▸ **Dataset entries**
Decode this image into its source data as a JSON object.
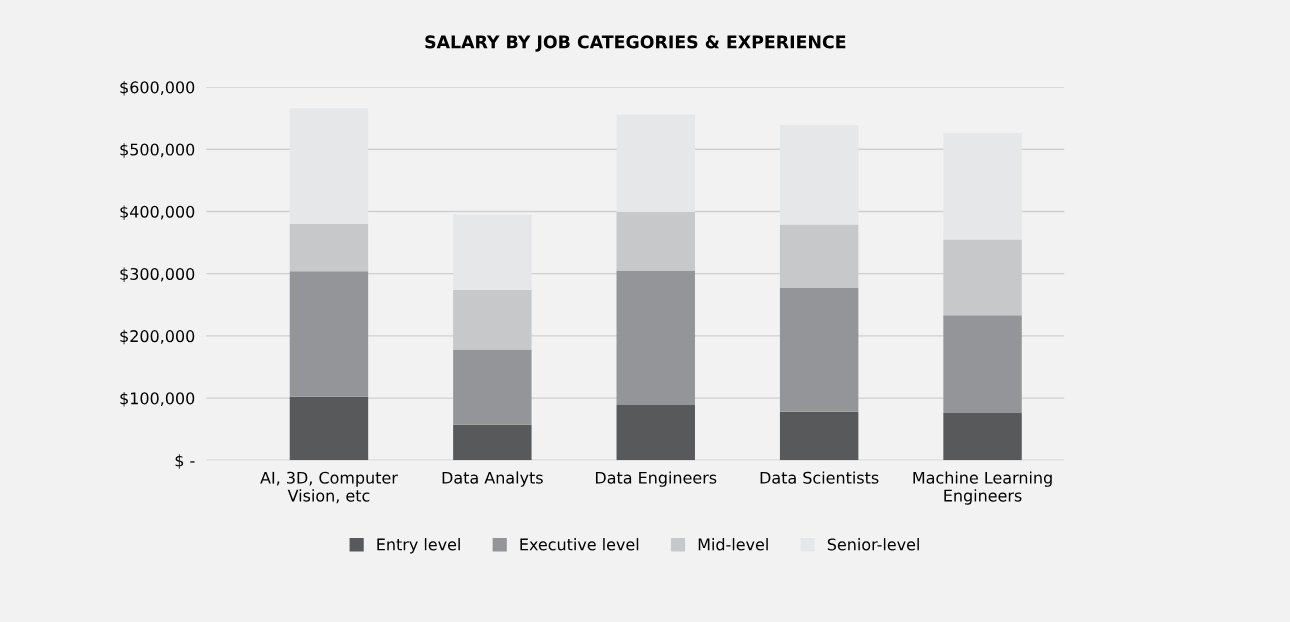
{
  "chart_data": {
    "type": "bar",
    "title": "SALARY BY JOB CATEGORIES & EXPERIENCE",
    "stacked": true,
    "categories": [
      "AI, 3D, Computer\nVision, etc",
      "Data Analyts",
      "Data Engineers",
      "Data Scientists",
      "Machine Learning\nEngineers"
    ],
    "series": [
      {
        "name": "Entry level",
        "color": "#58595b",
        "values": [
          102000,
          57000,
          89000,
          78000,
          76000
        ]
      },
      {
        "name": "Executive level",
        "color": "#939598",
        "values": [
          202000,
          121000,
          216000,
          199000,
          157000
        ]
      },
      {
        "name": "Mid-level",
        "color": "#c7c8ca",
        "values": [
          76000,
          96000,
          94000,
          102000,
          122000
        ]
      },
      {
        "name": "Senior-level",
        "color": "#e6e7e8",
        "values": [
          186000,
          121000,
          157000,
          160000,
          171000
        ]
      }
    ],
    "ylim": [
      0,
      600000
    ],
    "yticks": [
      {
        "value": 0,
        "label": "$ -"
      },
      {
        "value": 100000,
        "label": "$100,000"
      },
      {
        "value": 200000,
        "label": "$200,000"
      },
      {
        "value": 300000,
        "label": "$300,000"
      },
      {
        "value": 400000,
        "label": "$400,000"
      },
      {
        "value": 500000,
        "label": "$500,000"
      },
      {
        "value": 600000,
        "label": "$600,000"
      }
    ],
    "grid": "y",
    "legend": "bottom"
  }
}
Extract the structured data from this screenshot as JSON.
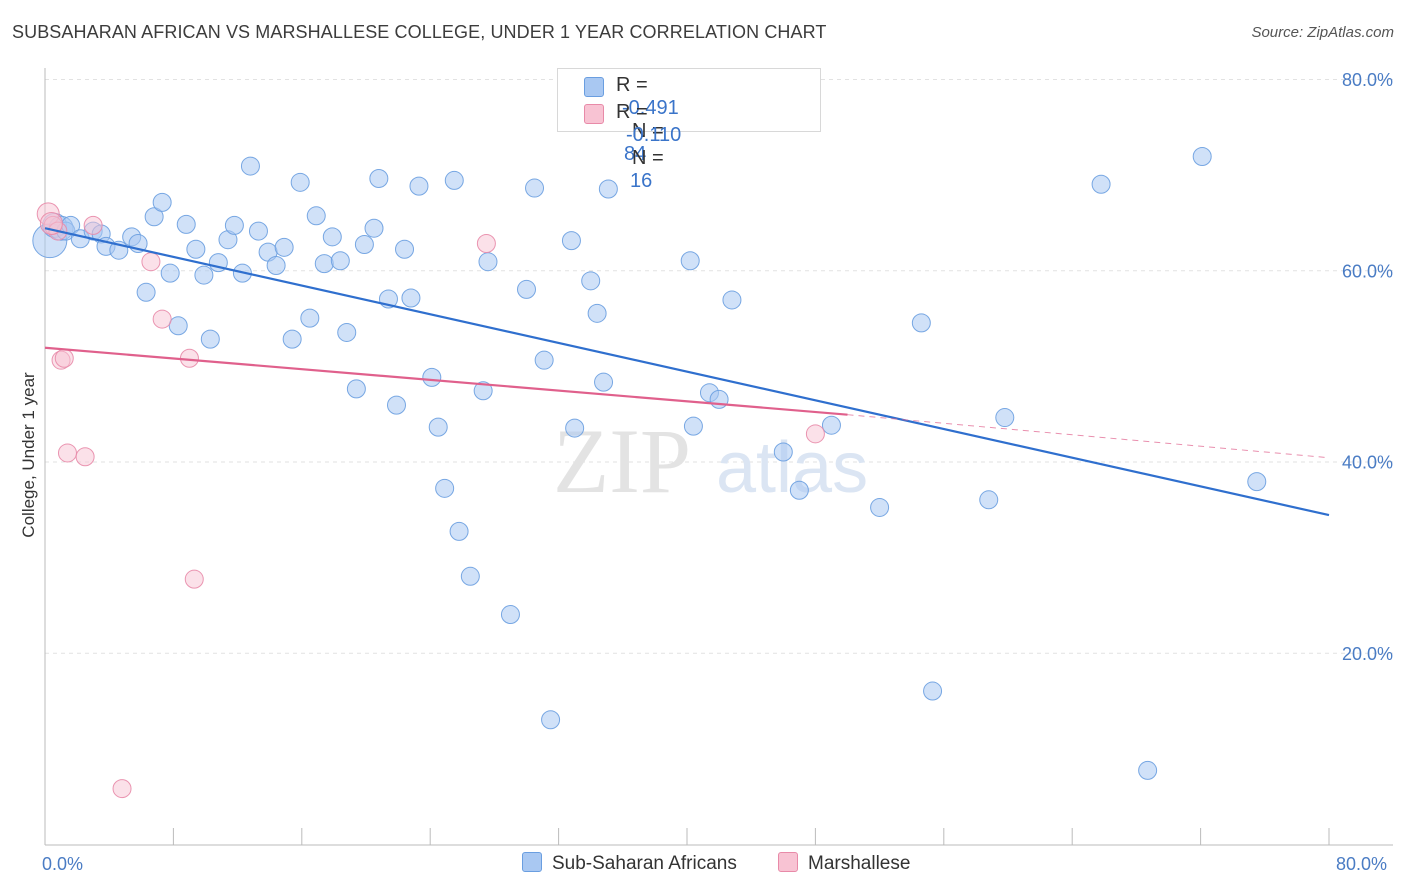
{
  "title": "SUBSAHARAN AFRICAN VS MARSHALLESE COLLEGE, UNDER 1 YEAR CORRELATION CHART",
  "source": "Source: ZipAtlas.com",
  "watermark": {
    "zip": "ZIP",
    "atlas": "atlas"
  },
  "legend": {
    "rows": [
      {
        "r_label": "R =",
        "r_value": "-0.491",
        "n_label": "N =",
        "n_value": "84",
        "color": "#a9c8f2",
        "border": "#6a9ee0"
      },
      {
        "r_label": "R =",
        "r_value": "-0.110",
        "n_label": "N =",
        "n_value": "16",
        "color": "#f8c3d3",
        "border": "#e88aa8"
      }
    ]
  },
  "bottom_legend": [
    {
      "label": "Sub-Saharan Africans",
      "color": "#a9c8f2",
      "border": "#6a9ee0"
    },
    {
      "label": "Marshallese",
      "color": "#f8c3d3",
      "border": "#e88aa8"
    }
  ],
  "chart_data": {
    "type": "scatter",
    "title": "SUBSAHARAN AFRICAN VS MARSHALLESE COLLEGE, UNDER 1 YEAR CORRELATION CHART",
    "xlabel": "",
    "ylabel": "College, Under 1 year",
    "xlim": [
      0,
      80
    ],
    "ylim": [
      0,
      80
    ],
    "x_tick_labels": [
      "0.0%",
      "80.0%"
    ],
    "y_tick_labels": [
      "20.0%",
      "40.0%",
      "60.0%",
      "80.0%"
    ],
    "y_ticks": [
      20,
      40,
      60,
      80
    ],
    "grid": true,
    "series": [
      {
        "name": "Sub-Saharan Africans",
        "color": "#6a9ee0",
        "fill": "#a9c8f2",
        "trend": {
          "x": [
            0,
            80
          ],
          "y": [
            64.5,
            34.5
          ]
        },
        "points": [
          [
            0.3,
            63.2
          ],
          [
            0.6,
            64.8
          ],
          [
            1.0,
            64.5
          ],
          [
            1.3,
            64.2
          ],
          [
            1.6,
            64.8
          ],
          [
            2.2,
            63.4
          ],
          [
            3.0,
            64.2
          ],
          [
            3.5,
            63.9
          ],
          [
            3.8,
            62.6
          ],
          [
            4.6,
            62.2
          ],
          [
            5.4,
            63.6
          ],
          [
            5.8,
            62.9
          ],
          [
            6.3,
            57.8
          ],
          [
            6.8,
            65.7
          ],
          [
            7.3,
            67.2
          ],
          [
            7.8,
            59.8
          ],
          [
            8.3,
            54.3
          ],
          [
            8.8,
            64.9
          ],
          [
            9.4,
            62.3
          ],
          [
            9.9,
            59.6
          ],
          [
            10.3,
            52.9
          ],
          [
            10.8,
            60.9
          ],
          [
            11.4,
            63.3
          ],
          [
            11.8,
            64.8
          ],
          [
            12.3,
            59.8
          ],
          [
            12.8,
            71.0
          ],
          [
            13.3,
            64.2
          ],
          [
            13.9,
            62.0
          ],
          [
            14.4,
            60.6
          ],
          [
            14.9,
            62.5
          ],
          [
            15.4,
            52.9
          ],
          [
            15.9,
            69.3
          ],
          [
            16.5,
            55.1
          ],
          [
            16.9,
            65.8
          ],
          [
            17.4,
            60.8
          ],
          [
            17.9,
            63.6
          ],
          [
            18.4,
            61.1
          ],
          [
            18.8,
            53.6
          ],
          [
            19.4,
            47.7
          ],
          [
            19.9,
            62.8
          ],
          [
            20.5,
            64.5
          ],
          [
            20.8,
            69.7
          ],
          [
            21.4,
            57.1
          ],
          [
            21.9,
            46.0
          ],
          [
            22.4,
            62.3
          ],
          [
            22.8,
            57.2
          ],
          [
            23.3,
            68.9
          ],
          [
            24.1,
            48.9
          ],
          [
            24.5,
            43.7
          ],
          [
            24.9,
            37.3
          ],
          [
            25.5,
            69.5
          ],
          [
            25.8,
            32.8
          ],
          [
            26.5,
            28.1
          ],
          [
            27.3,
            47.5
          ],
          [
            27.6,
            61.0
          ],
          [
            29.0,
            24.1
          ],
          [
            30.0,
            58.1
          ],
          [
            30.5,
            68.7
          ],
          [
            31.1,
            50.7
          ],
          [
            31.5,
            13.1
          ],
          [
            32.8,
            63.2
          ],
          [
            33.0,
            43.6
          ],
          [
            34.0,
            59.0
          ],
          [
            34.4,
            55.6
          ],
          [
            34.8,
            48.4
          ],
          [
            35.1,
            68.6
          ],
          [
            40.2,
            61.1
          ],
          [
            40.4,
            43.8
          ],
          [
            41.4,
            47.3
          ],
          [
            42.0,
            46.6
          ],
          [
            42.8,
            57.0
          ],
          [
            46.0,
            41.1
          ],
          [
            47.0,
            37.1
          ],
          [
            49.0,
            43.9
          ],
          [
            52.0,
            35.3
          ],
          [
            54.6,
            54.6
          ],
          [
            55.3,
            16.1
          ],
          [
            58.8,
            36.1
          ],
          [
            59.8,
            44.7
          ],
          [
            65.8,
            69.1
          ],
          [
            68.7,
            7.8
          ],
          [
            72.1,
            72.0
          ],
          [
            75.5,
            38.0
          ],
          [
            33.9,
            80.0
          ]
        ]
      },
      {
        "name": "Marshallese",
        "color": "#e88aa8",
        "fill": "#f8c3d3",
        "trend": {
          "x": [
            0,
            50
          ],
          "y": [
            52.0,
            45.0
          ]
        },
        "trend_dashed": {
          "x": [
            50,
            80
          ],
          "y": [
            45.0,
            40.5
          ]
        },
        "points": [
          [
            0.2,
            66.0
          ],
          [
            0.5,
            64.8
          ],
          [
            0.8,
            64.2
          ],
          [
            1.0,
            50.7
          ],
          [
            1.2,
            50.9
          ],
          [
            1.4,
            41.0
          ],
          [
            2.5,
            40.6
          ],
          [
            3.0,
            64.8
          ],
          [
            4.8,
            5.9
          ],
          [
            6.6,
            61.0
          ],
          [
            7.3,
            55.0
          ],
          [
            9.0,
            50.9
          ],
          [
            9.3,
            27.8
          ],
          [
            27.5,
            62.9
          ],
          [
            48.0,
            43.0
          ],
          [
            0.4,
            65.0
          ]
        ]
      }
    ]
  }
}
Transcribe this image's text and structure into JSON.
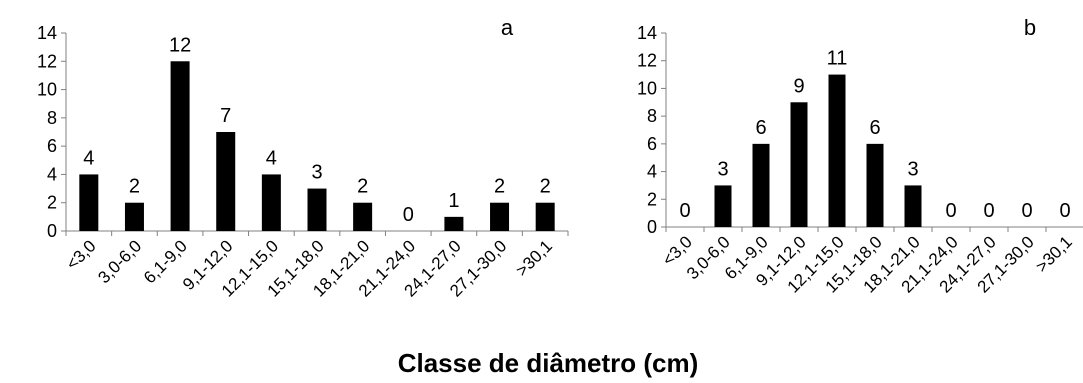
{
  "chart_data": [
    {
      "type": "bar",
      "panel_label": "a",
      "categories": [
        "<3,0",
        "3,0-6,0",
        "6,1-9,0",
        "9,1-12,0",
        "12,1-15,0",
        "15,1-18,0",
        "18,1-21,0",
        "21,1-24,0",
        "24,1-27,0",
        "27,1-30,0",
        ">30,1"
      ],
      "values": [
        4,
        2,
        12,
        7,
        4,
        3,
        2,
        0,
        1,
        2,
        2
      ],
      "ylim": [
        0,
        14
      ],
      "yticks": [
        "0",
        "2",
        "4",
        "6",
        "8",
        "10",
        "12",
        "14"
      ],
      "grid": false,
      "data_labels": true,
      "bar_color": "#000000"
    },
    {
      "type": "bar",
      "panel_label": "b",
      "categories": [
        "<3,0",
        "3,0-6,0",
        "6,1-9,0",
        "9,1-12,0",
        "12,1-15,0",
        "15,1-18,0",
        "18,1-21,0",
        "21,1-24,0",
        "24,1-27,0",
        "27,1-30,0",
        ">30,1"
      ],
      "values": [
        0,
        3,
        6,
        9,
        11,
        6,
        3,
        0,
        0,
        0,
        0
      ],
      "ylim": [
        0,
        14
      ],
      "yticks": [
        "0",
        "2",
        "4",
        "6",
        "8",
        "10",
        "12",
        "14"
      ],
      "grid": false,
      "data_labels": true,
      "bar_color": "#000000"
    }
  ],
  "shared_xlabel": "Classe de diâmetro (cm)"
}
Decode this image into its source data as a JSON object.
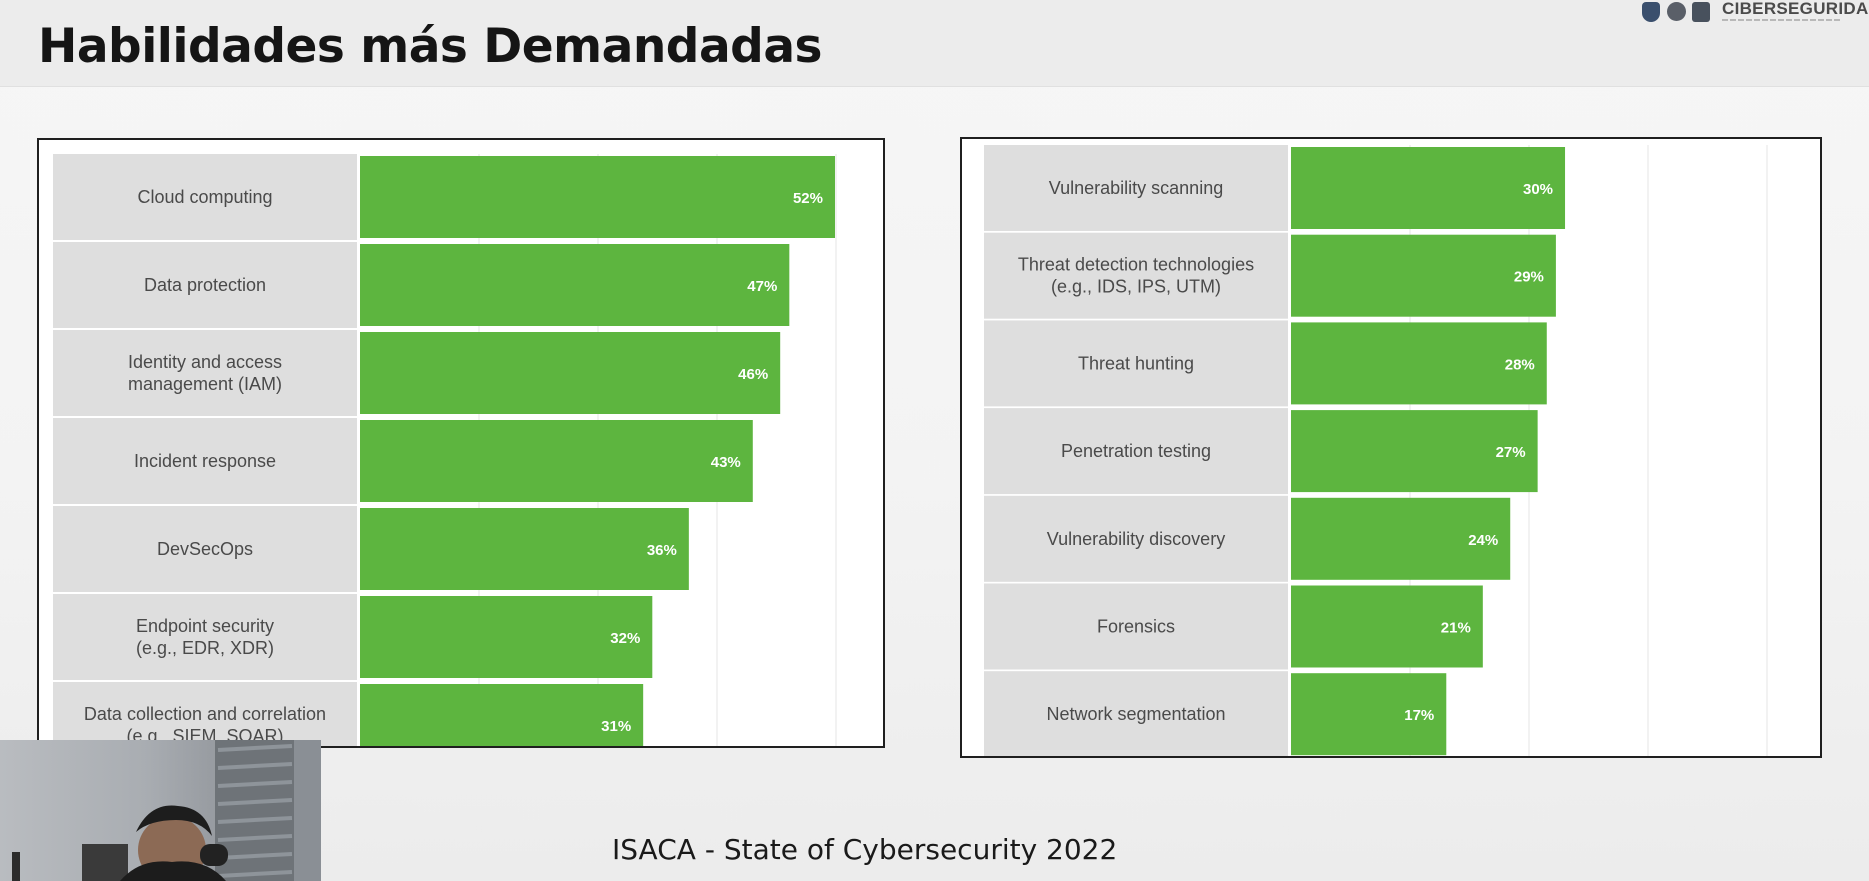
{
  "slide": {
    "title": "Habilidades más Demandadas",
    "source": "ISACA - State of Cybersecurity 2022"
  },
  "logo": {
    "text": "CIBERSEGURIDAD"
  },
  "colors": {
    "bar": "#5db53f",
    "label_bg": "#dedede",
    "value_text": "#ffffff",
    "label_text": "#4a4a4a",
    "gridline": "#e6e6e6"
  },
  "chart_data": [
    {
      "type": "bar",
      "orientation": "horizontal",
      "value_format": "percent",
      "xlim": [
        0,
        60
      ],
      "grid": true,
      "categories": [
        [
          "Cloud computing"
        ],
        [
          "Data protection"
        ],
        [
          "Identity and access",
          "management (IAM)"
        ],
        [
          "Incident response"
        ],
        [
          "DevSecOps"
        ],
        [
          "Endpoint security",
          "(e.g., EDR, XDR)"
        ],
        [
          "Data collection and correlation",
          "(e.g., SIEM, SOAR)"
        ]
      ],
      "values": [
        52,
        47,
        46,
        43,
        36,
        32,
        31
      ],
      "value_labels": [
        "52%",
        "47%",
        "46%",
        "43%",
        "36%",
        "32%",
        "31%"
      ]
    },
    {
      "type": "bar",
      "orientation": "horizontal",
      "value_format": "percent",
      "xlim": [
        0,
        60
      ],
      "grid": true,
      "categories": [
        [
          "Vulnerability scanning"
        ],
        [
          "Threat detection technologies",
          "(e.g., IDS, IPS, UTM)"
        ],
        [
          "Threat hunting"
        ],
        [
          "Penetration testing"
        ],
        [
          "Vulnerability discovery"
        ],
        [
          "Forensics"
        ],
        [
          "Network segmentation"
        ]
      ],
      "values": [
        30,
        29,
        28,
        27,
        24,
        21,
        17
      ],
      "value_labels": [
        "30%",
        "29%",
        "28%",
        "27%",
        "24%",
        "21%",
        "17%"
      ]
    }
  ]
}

▸ **What is needed**
Copy every line of the material in which the word "Vulnerability" occurs.

▸ **Finished answer**
          "Vulnerability scanning"
          "Vulnerability discovery"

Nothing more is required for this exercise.